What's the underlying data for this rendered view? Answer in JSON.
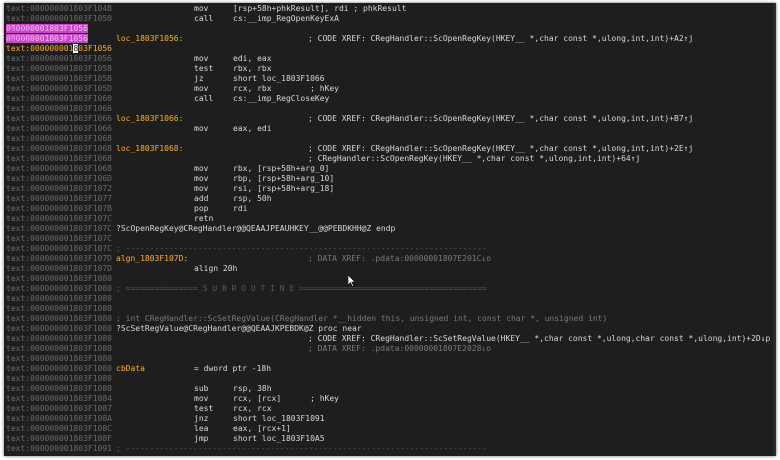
{
  "lines": [
    {
      "addr": "text:000000001803F104B",
      "mnem": "mov",
      "ops": "[rsp+58h+phkResult], rdi ; phkResult"
    },
    {
      "addr": "text:000000001803F1050",
      "mnem": "call",
      "ops": "cs:__imp_RegOpenKeyExA"
    },
    {
      "addr": "text:000000001803F1056",
      "addr_style": "hl"
    },
    {
      "addr": "text:000000001803F1056",
      "addr_style": "hl",
      "label": "loc_1803F1056:",
      "cmt": "; CODE XREF: CRegHandler::ScOpenRegKey(HKEY__ *,char const *,ulong,int,int)+A2↑j"
    },
    {
      "addr": "text:000000001803F1056",
      "addr_style": "sel"
    },
    {
      "addr": "text:000000001803F1056",
      "mnem": "mov",
      "ops": "edi, eax"
    },
    {
      "addr": "text:000000001803F1058",
      "mnem": "test",
      "ops": "rbx, rbx"
    },
    {
      "addr": "text:000000001803F105B",
      "mnem": "jz",
      "ops": "short loc_1803F1066"
    },
    {
      "addr": "text:000000001803F105D",
      "mnem": "mov",
      "ops": "rcx, rbx        ; hKey"
    },
    {
      "addr": "text:000000001803F1060",
      "mnem": "call",
      "ops": "cs:__imp_RegCloseKey"
    },
    {
      "addr": "text:000000001803F1066"
    },
    {
      "addr": "text:000000001803F1066",
      "label": "loc_1803F1066:",
      "cmt": "; CODE XREF: CRegHandler::ScOpenRegKey(HKEY__ *,char const *,ulong,int,int)+B7↑j"
    },
    {
      "addr": "text:000000001803F1066",
      "mnem": "mov",
      "ops": "eax, edi"
    },
    {
      "addr": "text:000000001803F1068"
    },
    {
      "addr": "text:000000001803F1068",
      "label": "loc_1803F1068:",
      "cmt": "; CODE XREF: CRegHandler::ScOpenRegKey(HKEY__ *,char const *,ulong,int,int)+2E↑j"
    },
    {
      "addr": "text:000000001803F1068",
      "cmt": "; CRegHandler::ScOpenRegKey(HKEY__ *,char const *,ulong,int,int)+64↑j"
    },
    {
      "addr": "text:000000001803F1068",
      "mnem": "mov",
      "ops": "rbx, [rsp+58h+arg_0]"
    },
    {
      "addr": "text:000000001803F106D",
      "mnem": "mov",
      "ops": "rbp, [rsp+58h+arg_10]"
    },
    {
      "addr": "text:000000001803F1072",
      "mnem": "mov",
      "ops": "rsi, [rsp+58h+arg_18]"
    },
    {
      "addr": "text:000000001803F1077",
      "mnem": "add",
      "ops": "rsp, 50h"
    },
    {
      "addr": "text:000000001803F107B",
      "mnem": "pop",
      "ops": "rdi"
    },
    {
      "addr": "text:000000001803F107C",
      "mnem": "retn"
    },
    {
      "addr": "text:000000001803F107C",
      "text": "?ScOpenRegKey@CRegHandler@@QEAAJPEAUHKEY__@@PEBDKHH@Z endp"
    },
    {
      "addr": "text:000000001803F107C"
    },
    {
      "addr": "text:000000001803F107C",
      "sep": "; ---------------------------------------------------------------------------"
    },
    {
      "addr": "text:000000001803F107D",
      "label": "algn_1803F107D:",
      "cmt": "; DATA XREF: .pdata:00000001807E201C↓o",
      "cmt_dim": true
    },
    {
      "addr": "text:000000001803F107D",
      "mnem": "align 20h"
    },
    {
      "addr": "text:000000001803F1080"
    },
    {
      "addr": "text:000000001803F1080",
      "sep": "; =============== S U B R O U T I N E ======================================="
    },
    {
      "addr": "text:000000001803F1080"
    },
    {
      "addr": "text:000000001803F1080"
    },
    {
      "addr": "text:000000001803F1080",
      "text": "; int CRegHandler::ScSetRegValue(CRegHandler *__hidden this, unsigned int, const char *, unsigned int)",
      "text_dim": true
    },
    {
      "addr": "text:000000001803F1080",
      "text": "?ScSetRegValue@CRegHandler@@QEAAJKPEBDK@Z proc near"
    },
    {
      "addr": "text:000000001803F1080",
      "cmt": "; CODE XREF: CRegHandler::ScSetRegValue(HKEY__ *,char const *,ulong,char const *,ulong,int)+2D↓p"
    },
    {
      "addr": "text:000000001803F1080",
      "cmt": "; DATA XREF: .pdata:00000001807E2028↓o",
      "cmt_dim": true
    },
    {
      "addr": "text:000000001803F1080"
    },
    {
      "addr": "text:000000001803F1080",
      "label": "cbData",
      "mnem": "= dword ptr -18h"
    },
    {
      "addr": "text:000000001803F1080"
    },
    {
      "addr": "text:000000001803F1080",
      "mnem": "sub",
      "ops": "rsp, 38h"
    },
    {
      "addr": "text:000000001803F1084",
      "mnem": "mov",
      "ops": "rcx, [rcx]      ; hKey"
    },
    {
      "addr": "text:000000001803F1087",
      "mnem": "test",
      "ops": "rcx, rcx"
    },
    {
      "addr": "text:000000001803F108A",
      "mnem": "jnz",
      "ops": "short loc_1803F1091"
    },
    {
      "addr": "text:000000001803F108C",
      "mnem": "lea",
      "ops": "eax, [rcx+1]"
    },
    {
      "addr": "text:000000001803F108F",
      "mnem": "jmp",
      "ops": "short loc_1803F10A5"
    },
    {
      "addr": "text:000000001803F1091",
      "sep": "; ---------------------------------------------------------------------------"
    }
  ]
}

--------------------------------

• What is being asked: The material above holds pictures; copy everything else in it exactly.

• Result:
What's the underlying data for this rendered view? Answer in JSON.
{
  "lines": [
    {
      "addr": "text:000000001803F104B",
      "mnem": "mov",
      "ops": "[rsp+58h+phkResult], rdi ; phkResult"
    },
    {
      "addr": "text:000000001803F1050",
      "mnem": "call",
      "ops": "cs:__imp_RegOpenKeyExA"
    },
    {
      "addr": "text:000000001803F1056",
      "addr_style": "hl"
    },
    {
      "addr": "text:000000001803F1056",
      "addr_style": "hl",
      "label": "loc_1803F1056:",
      "cmt": "; CODE XREF: CRegHandler::ScOpenRegKey(HKEY__ *,char const *,ulong,int,int)+A2↑j"
    },
    {
      "addr": "text:000000001803F1056",
      "addr_style": "sel"
    },
    {
      "addr": "text:000000001803F1056",
      "mnem": "mov",
      "ops": "edi, eax"
    },
    {
      "addr": "text:000000001803F1058",
      "mnem": "test",
      "ops": "rbx, rbx"
    },
    {
      "addr": "text:000000001803F105B",
      "mnem": "jz",
      "ops": "short loc_1803F1066"
    },
    {
      "addr": "text:000000001803F105D",
      "mnem": "mov",
      "ops": "rcx, rbx        ; hKey"
    },
    {
      "addr": "text:000000001803F1060",
      "mnem": "call",
      "ops": "cs:__imp_RegCloseKey"
    },
    {
      "addr": "text:000000001803F1066"
    },
    {
      "addr": "text:000000001803F1066",
      "label": "loc_1803F1066:",
      "cmt": "; CODE XREF: CRegHandler::ScOpenRegKey(HKEY__ *,char const *,ulong,int,int)+B7↑j"
    },
    {
      "addr": "text:000000001803F1066",
      "mnem": "mov",
      "ops": "eax, edi"
    },
    {
      "addr": "text:000000001803F1068"
    },
    {
      "addr": "text:000000001803F1068",
      "label": "loc_1803F1068:",
      "cmt": "; CODE XREF: CRegHandler::ScOpenRegKey(HKEY__ *,char const *,ulong,int,int)+2E↑j"
    },
    {
      "addr": "text:000000001803F1068",
      "cmt": "; CRegHandler::ScOpenRegKey(HKEY__ *,char const *,ulong,int,int)+64↑j"
    },
    {
      "addr": "text:000000001803F1068",
      "mnem": "mov",
      "ops": "rbx, [rsp+58h+arg_0]"
    },
    {
      "addr": "text:000000001803F106D",
      "mnem": "mov",
      "ops": "rbp, [rsp+58h+arg_10]"
    },
    {
      "addr": "text:000000001803F1072",
      "mnem": "mov",
      "ops": "rsi, [rsp+58h+arg_18]"
    },
    {
      "addr": "text:000000001803F1077",
      "mnem": "add",
      "ops": "rsp, 50h"
    },
    {
      "addr": "text:000000001803F107B",
      "mnem": "pop",
      "ops": "rdi"
    },
    {
      "addr": "text:000000001803F107C",
      "mnem": "retn"
    },
    {
      "addr": "text:000000001803F107C",
      "text": "?ScOpenRegKey@CRegHandler@@QEAAJPEAUHKEY__@@PEBDKHH@Z endp"
    },
    {
      "addr": "text:000000001803F107C"
    },
    {
      "addr": "text:000000001803F107C",
      "sep": "; ---------------------------------------------------------------------------"
    },
    {
      "addr": "text:000000001803F107D",
      "label": "algn_1803F107D:",
      "cmt": "; DATA XREF: .pdata:00000001807E201C↓o",
      "cmt_dim": true
    },
    {
      "addr": "text:000000001803F107D",
      "mnem": "align 20h"
    },
    {
      "addr": "text:000000001803F1080"
    },
    {
      "addr": "text:000000001803F1080",
      "sep": "; =============== S U B R O U T I N E ======================================="
    },
    {
      "addr": "text:000000001803F1080"
    },
    {
      "addr": "text:000000001803F1080"
    },
    {
      "addr": "text:000000001803F1080",
      "text": "; int CRegHandler::ScSetRegValue(CRegHandler *__hidden this, unsigned int, const char *, unsigned int)",
      "text_dim": true
    },
    {
      "addr": "text:000000001803F1080",
      "text": "?ScSetRegValue@CRegHandler@@QEAAJKPEBDK@Z proc near"
    },
    {
      "addr": "text:000000001803F1080",
      "cmt": "; CODE XREF: CRegHandler::ScSetRegValue(HKEY__ *,char const *,ulong,char const *,ulong,int)+2D↓p"
    },
    {
      "addr": "text:000000001803F1080",
      "cmt": "; DATA XREF: .pdata:00000001807E2028↓o",
      "cmt_dim": true
    },
    {
      "addr": "text:000000001803F1080"
    },
    {
      "addr": "text:000000001803F1080",
      "label": "cbData",
      "mnem": "= dword ptr -18h"
    },
    {
      "addr": "text:000000001803F1080"
    },
    {
      "addr": "text:000000001803F1080",
      "mnem": "sub",
      "ops": "rsp, 38h"
    },
    {
      "addr": "text:000000001803F1084",
      "mnem": "mov",
      "ops": "rcx, [rcx]      ; hKey"
    },
    {
      "addr": "text:000000001803F1087",
      "mnem": "test",
      "ops": "rcx, rcx"
    },
    {
      "addr": "text:000000001803F108A",
      "mnem": "jnz",
      "ops": "short loc_1803F1091"
    },
    {
      "addr": "text:000000001803F108C",
      "mnem": "lea",
      "ops": "eax, [rcx+1]"
    },
    {
      "addr": "text:000000001803F108F",
      "mnem": "jmp",
      "ops": "short loc_1803F10A5"
    },
    {
      "addr": "text:000000001803F1091",
      "sep": "; ---------------------------------------------------------------------------"
    }
  ]
}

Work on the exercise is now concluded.